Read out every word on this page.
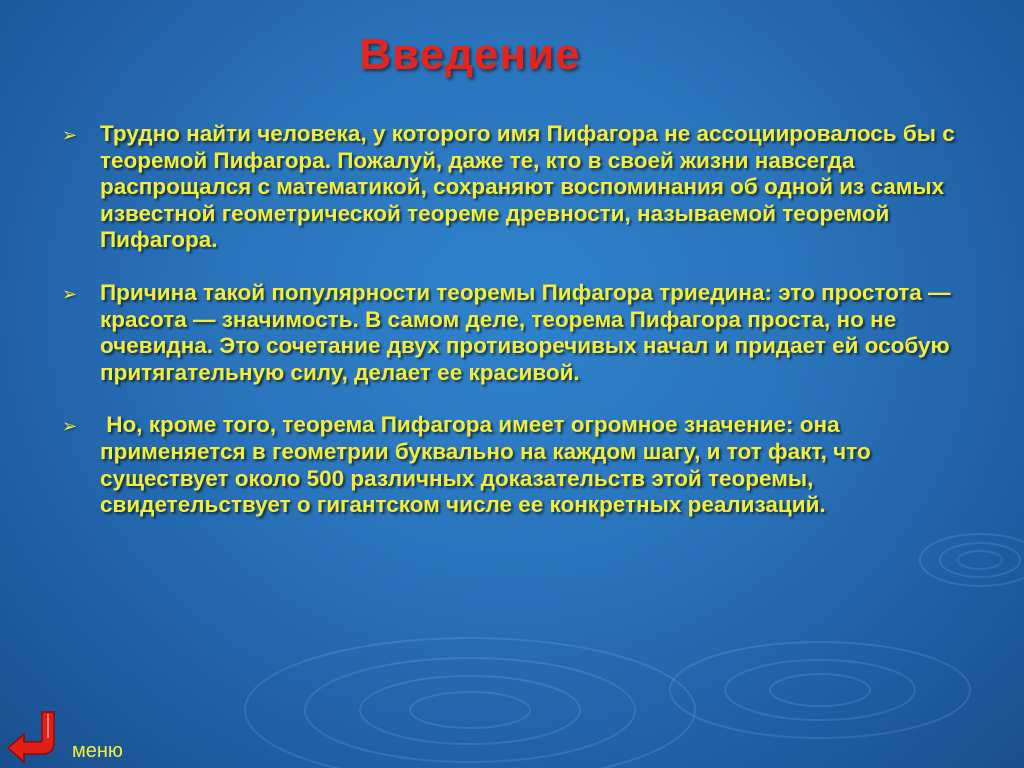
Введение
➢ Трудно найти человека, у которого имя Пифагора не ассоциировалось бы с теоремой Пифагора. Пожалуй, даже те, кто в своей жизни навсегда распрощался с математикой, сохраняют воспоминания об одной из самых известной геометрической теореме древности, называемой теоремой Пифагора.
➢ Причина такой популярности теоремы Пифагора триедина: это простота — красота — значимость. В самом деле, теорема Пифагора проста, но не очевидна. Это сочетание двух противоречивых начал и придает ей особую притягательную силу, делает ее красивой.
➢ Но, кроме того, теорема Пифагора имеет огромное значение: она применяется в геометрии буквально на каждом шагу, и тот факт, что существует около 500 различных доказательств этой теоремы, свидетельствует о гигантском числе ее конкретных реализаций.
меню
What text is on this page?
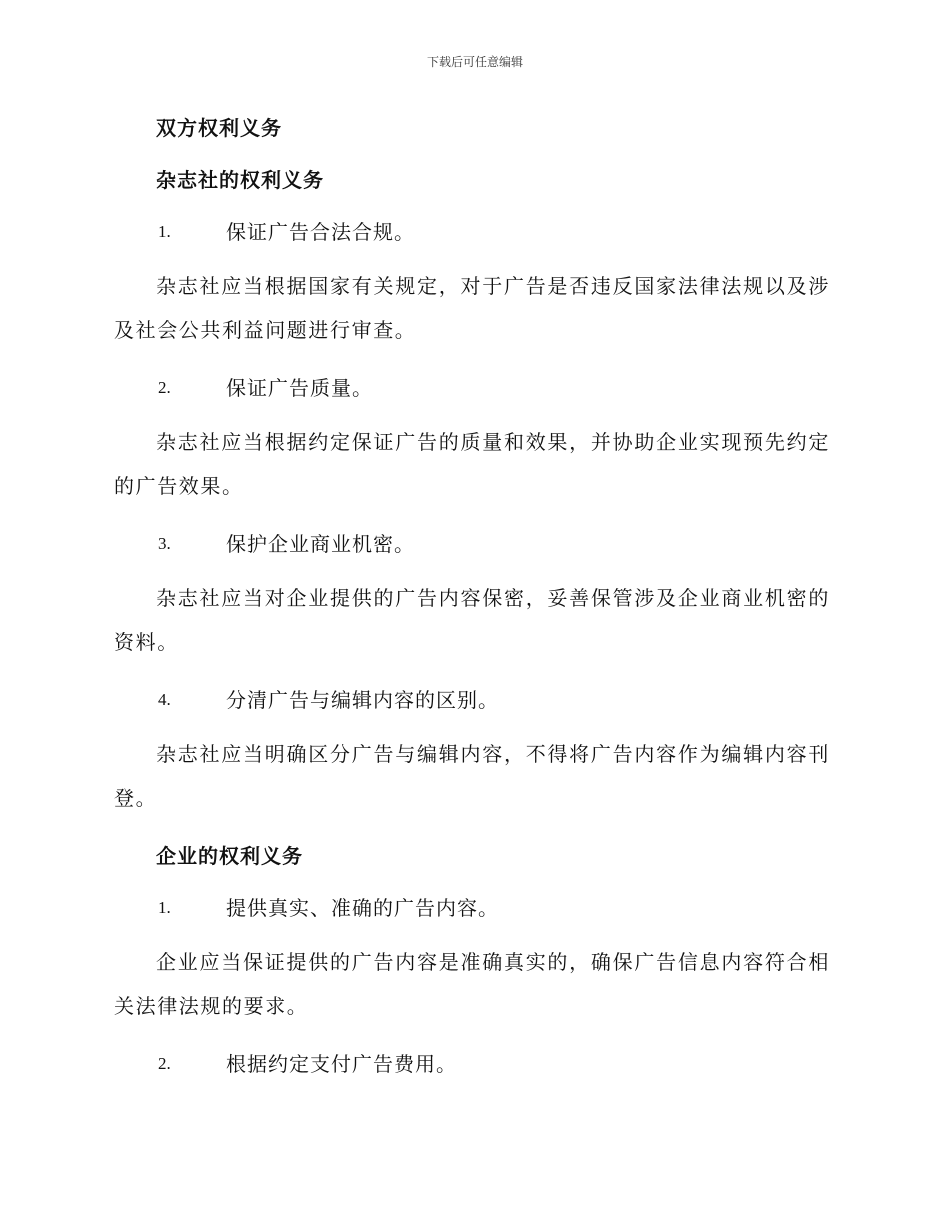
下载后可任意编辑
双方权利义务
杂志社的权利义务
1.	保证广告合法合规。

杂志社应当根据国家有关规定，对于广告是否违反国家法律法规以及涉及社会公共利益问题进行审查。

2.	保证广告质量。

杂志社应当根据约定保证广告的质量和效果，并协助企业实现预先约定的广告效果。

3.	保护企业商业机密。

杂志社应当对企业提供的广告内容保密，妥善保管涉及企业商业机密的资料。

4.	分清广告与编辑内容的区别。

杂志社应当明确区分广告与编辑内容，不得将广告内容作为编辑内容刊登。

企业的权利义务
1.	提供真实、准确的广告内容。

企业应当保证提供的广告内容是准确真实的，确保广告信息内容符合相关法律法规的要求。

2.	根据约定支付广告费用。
────────────────
## Task brief:
Leave the images out and output the remaining material exactly as it stands.

## Finished exercise:
Read out every word on this page.
Введение
➢ Трудно найти человека, у которого имя Пифагора не ассоциировалось бы с теоремой Пифагора. Пожалуй, даже те, кто в своей жизни навсегда распрощался с математикой, сохраняют воспоминания об одной из самых известной геометрической теореме древности, называемой теоремой Пифагора.
➢ Причина такой популярности теоремы Пифагора триедина: это простота — красота — значимость. В самом деле, теорема Пифагора проста, но не очевидна. Это сочетание двух противоречивых начал и придает ей особую притягательную силу, делает ее красивой.
➢ Но, кроме того, теорема Пифагора имеет огромное значение: она применяется в геометрии буквально на каждом шагу, и тот факт, что существует около 500 различных доказательств этой теоремы, свидетельствует о гигантском числе ее конкретных реализаций.
меню
What text is on this page?
下载后可任意编辑
双方权利义务
杂志社的权利义务
1.	保证广告合法合规。

杂志社应当根据国家有关规定，对于广告是否违反国家法律法规以及涉及社会公共利益问题进行审查。

2.	保证广告质量。

杂志社应当根据约定保证广告的质量和效果，并协助企业实现预先约定的广告效果。

3.	保护企业商业机密。

杂志社应当对企业提供的广告内容保密，妥善保管涉及企业商业机密的资料。

4.	分清广告与编辑内容的区别。

杂志社应当明确区分广告与编辑内容，不得将广告内容作为编辑内容刊登。

企业的权利义务
1.	提供真实、准确的广告内容。

企业应当保证提供的广告内容是准确真实的，确保广告信息内容符合相关法律法规的要求。

2.	根据约定支付广告费用。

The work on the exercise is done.